▶ Your objective
Repeat the full listing below verbatim and keep the images out.

• • • •

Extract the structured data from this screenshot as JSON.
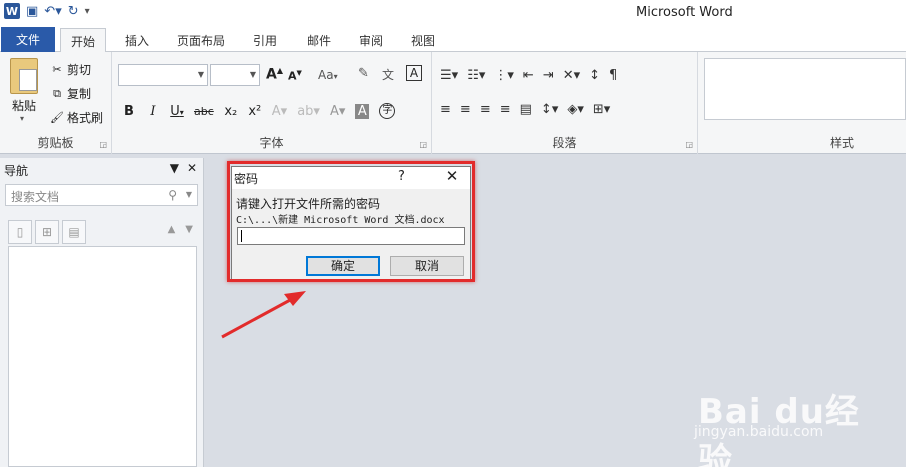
{
  "window": {
    "title": "Microsoft Word"
  },
  "tabs": [
    "文件",
    "开始",
    "插入",
    "页面布局",
    "引用",
    "邮件",
    "审阅",
    "视图"
  ],
  "ribbon": {
    "clipboard": {
      "paste": "粘贴",
      "cut": "剪切",
      "copy": "复制",
      "format_painter": "格式刷",
      "label": "剪贴板"
    },
    "font": {
      "label": "字体",
      "grow_label": "A",
      "shrink_label": "A",
      "case_label": "Aa",
      "bold": "B",
      "italic": "I",
      "underline": "U",
      "strike": "abc",
      "sub": "x₂",
      "sup": "x²"
    },
    "paragraph": {
      "label": "段落"
    },
    "styles": {
      "label": "样式"
    }
  },
  "nav": {
    "title": "导航",
    "search_placeholder": "搜索文档"
  },
  "dialog": {
    "title": "密码",
    "help": "?",
    "close": "✕",
    "prompt": "请键入打开文件所需的密码",
    "path": "C:\\...\\新建 Microsoft Word 文档.docx",
    "ok": "确定",
    "cancel": "取消"
  },
  "watermark": {
    "brand": "Bai du经验",
    "url": "jingyan.baidu.com"
  }
}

• • • •

▶ The output
Extract the structured data from this screenshot as JSON.
{
  "window": {
    "title": "Microsoft Word"
  },
  "tabs": [
    "文件",
    "开始",
    "插入",
    "页面布局",
    "引用",
    "邮件",
    "审阅",
    "视图"
  ],
  "ribbon": {
    "clipboard": {
      "paste": "粘贴",
      "cut": "剪切",
      "copy": "复制",
      "format_painter": "格式刷",
      "label": "剪贴板"
    },
    "font": {
      "label": "字体",
      "grow_label": "A",
      "shrink_label": "A",
      "case_label": "Aa",
      "bold": "B",
      "italic": "I",
      "underline": "U",
      "strike": "abc",
      "sub": "x₂",
      "sup": "x²"
    },
    "paragraph": {
      "label": "段落"
    },
    "styles": {
      "label": "样式"
    }
  },
  "nav": {
    "title": "导航",
    "search_placeholder": "搜索文档"
  },
  "dialog": {
    "title": "密码",
    "help": "?",
    "close": "✕",
    "prompt": "请键入打开文件所需的密码",
    "path": "C:\\...\\新建 Microsoft Word 文档.docx",
    "ok": "确定",
    "cancel": "取消"
  },
  "watermark": {
    "brand": "Bai du经验",
    "url": "jingyan.baidu.com"
  }
}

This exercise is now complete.